Aim: Scan the entries below and extract each line with the word "communication" in it.

Records supplied:
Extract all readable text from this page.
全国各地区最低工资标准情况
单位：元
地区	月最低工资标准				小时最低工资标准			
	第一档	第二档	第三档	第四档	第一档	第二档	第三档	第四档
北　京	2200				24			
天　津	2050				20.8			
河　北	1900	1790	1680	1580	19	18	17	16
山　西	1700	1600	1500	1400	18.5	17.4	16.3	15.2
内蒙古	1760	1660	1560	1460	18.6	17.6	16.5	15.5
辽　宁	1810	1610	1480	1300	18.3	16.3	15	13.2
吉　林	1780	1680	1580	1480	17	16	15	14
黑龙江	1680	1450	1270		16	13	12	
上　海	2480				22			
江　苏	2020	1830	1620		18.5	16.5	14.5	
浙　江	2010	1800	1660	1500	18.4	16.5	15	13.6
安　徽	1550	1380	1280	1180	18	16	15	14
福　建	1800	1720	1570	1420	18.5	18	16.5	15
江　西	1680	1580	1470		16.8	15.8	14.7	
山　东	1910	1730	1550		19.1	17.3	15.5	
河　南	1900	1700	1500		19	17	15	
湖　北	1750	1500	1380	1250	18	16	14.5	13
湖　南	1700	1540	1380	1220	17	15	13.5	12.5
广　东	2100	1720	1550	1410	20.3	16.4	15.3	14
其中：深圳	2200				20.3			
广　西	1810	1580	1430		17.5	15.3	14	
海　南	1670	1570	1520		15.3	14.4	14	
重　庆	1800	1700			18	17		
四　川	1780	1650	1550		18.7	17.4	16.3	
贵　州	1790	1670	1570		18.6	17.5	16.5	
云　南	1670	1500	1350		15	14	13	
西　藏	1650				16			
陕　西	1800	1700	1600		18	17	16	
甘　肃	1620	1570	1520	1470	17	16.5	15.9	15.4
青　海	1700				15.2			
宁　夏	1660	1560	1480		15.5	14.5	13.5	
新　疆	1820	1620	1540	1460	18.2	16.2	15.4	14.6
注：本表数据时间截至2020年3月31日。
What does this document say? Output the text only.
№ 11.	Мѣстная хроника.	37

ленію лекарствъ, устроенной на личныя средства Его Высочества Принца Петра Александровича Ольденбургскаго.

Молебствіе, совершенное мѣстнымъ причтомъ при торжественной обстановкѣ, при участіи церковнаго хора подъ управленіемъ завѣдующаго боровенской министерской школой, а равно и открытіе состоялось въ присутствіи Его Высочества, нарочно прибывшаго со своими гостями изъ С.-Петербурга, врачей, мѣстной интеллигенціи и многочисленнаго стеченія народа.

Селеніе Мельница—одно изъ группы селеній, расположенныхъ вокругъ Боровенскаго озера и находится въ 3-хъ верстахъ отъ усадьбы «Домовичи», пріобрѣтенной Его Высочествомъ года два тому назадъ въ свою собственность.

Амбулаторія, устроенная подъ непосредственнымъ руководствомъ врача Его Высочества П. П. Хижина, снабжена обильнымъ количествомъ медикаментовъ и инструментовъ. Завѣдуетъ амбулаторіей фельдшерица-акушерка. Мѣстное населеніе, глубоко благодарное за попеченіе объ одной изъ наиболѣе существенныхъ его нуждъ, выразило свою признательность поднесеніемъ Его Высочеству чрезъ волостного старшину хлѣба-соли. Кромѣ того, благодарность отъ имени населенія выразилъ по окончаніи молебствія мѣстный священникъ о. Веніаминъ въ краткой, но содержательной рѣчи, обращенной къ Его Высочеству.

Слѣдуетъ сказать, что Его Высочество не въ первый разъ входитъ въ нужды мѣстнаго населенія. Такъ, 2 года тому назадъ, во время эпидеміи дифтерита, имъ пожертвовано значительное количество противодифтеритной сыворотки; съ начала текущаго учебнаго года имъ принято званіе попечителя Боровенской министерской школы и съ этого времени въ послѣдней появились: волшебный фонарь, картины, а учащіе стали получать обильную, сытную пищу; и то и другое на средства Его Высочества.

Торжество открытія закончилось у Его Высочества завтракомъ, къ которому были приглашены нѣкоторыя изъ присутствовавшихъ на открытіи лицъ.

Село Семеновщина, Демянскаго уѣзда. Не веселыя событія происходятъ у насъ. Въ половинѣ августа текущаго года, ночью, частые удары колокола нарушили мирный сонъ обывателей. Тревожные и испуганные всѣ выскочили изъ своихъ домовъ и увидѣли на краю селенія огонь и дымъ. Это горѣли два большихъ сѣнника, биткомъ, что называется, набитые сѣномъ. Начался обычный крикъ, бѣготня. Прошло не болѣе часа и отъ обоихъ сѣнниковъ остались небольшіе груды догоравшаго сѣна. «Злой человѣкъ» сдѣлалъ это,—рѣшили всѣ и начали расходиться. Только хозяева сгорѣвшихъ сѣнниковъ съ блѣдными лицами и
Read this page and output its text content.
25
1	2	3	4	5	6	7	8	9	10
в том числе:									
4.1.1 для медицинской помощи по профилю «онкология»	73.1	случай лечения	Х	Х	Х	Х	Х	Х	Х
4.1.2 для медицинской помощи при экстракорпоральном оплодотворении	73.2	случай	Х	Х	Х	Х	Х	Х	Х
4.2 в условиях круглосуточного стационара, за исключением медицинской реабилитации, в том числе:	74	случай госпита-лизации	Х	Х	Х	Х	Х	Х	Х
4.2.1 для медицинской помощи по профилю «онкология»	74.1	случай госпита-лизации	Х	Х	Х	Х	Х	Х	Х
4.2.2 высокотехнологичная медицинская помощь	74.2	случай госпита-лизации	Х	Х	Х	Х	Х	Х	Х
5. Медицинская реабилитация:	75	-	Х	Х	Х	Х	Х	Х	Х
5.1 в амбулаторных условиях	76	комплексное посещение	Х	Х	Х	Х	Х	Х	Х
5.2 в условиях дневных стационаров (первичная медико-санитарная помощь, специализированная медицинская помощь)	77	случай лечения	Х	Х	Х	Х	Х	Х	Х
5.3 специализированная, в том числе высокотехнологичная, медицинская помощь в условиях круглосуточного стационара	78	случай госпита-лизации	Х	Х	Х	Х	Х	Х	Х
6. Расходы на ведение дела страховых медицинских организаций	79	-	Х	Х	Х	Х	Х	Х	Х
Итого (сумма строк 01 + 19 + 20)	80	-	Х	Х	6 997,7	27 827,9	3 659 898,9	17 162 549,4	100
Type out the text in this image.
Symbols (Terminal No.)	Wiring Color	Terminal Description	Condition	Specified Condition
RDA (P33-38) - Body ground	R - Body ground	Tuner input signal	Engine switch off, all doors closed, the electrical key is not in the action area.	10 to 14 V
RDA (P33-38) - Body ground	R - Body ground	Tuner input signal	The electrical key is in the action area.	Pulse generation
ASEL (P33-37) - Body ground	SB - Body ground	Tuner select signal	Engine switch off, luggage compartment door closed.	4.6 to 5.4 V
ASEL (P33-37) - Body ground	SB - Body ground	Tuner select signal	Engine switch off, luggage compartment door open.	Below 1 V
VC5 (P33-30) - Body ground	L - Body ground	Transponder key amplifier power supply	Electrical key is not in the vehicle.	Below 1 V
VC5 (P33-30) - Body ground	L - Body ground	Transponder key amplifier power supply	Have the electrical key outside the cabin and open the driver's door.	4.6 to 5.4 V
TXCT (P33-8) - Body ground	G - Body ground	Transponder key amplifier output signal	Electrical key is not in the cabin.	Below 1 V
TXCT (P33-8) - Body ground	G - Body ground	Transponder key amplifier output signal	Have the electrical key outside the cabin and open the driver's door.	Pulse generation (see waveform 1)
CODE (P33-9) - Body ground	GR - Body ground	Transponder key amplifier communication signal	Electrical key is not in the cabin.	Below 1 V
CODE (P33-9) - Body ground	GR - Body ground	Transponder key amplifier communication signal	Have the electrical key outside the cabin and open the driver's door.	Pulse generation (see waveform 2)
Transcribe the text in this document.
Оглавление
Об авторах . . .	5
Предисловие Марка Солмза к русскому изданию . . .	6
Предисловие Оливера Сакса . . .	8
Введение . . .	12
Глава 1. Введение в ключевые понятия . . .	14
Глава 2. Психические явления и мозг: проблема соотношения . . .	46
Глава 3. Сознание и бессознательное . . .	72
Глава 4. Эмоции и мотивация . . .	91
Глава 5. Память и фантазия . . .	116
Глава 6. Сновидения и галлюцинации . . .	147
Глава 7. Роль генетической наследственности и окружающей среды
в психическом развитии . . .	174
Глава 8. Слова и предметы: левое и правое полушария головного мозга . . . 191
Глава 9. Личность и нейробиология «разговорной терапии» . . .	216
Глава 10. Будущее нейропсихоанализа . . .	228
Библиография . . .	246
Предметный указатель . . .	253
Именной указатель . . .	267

Reply to the task:
CODE (P33-9) - Body ground	GR - Body ground	Transponder key amplifier communication signal	Electrical key is not in the cabin.	Below 1 V
CODE (P33-9) - Body ground	GR - Body ground	Transponder key amplifier communication signal	Have the electrical key outside the cabin and open the driver's door.	Pulse generation (see waveform 2)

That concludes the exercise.